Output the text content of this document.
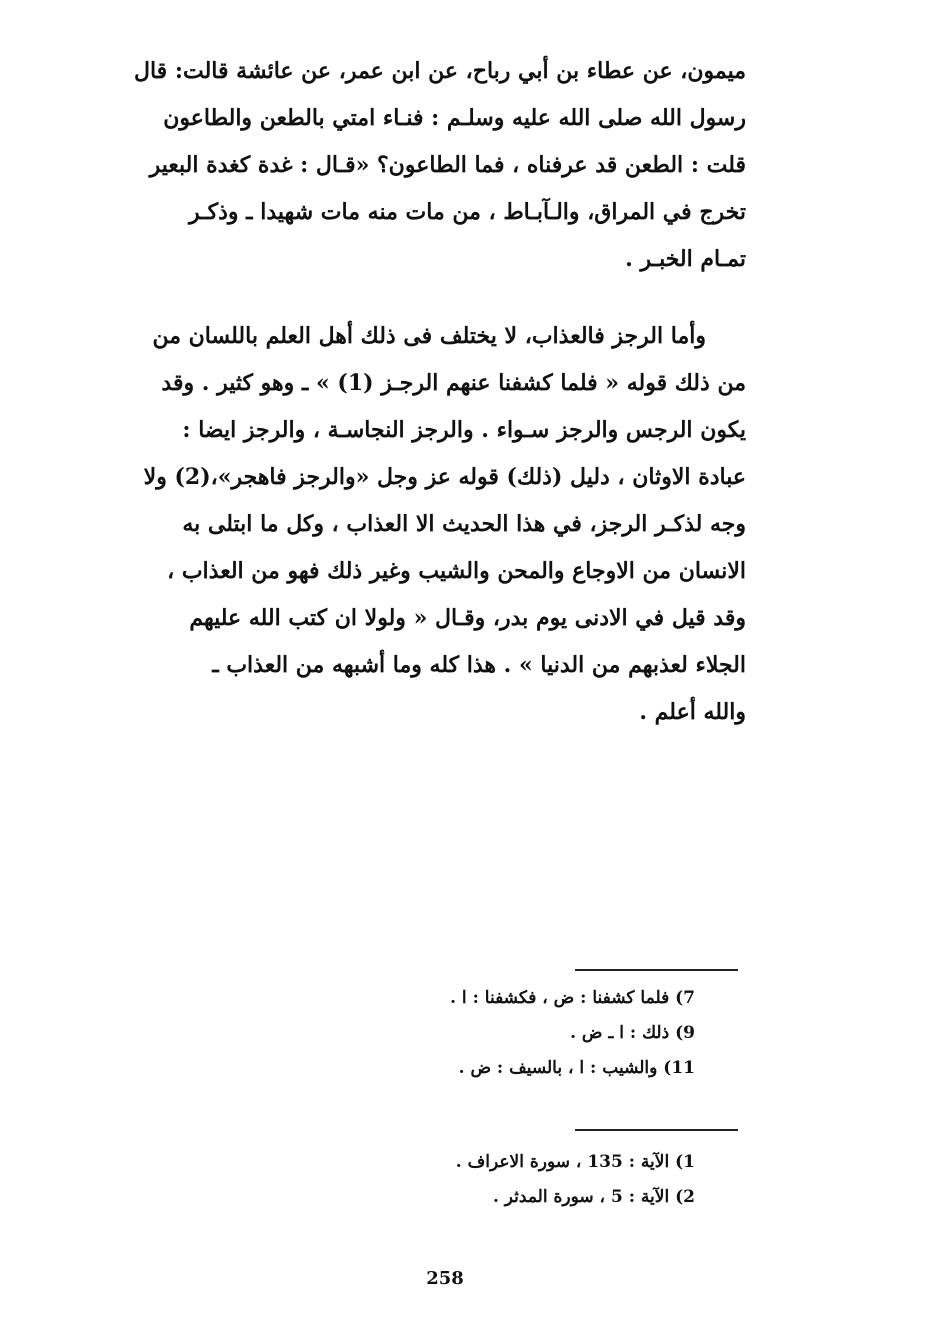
ميمون، عن عطاء بن أبي رباح، عن ابن عمر، عن عائشة قالت: قال
رسول الله صلى الله عليه وسلـم : فنـاء امتي بالطعن والطاعون
قلت : الطعن قد عرفناه ، فما الطاعون؟ «قـال : غدة كغدة البعير
تخرج في المراق، والـآبـاط ، من مات منه مات شهيدا ـ وذكـر
تمـام الخبـر .
وأما الرجز فالعذاب، لا يختلف فى ذلك أهل العلم باللسان من
من ذلك قوله « فلما كشفنا عنهم الرجـز (1) » ـ وهو كثير . وقد
يكون الرجس والرجز سـواء . والرجز النجاسـة ، والرجز ايضا :
عبادة الاوثان ، دليل (ذلك) قوله عز وجل «والرجز فاهجر»،(2) ولا
وجه لذكـر الرجز، في هذا الحديث الا العذاب ، وكل ما ابتلى به
الانسان من الاوجاع والمحن والشيب وغير ذلك فهو من العذاب ،
وقد قيل في الادنى يوم بدر، وقـال « ولولا ان كتب الله عليهم
الجلاء لعذبهم من الدنيا » . هذا كله وما أشبهه من العذاب ـ
والله أعلم .
7) فلما كشفنا : ض ، فكشفنا : ا .
9) ذلك : ا ـ ض .
11) والشيب : ا ، بالسيف : ض .
1) الآية : 135 ، سورة الاعراف .
2) الآية : 5 ، سورة المدثر .
258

◇ ◇ ◇ ◇

▶ _WHAT NEEDS TO BE DONE_
Copy everything in the records above except the pictures, exactly as written.

▶ _ANSWER TO THE EXERCISE_
Output the text content of this document.
ميمون، عن عطاء بن أبي رباح، عن ابن عمر، عن عائشة قالت: قال
رسول الله صلى الله عليه وسلـم : فنـاء امتي بالطعن والطاعون
قلت : الطعن قد عرفناه ، فما الطاعون؟ «قـال : غدة كغدة البعير
تخرج في المراق، والـآبـاط ، من مات منه مات شهيدا ـ وذكـر
تمـام الخبـر .
وأما الرجز فالعذاب، لا يختلف فى ذلك أهل العلم باللسان من
من ذلك قوله « فلما كشفنا عنهم الرجـز (1) » ـ وهو كثير . وقد
يكون الرجس والرجز سـواء . والرجز النجاسـة ، والرجز ايضا :
عبادة الاوثان ، دليل (ذلك) قوله عز وجل «والرجز فاهجر»،(2) ولا
وجه لذكـر الرجز، في هذا الحديث الا العذاب ، وكل ما ابتلى به
الانسان من الاوجاع والمحن والشيب وغير ذلك فهو من العذاب ،
وقد قيل في الادنى يوم بدر، وقـال « ولولا ان كتب الله عليهم
الجلاء لعذبهم من الدنيا » . هذا كله وما أشبهه من العذاب ـ
والله أعلم .
7) فلما كشفنا : ض ، فكشفنا : ا .
9) ذلك : ا ـ ض .
11) والشيب : ا ، بالسيف : ض .
1) الآية : 135 ، سورة الاعراف .
2) الآية : 5 ، سورة المدثر .
258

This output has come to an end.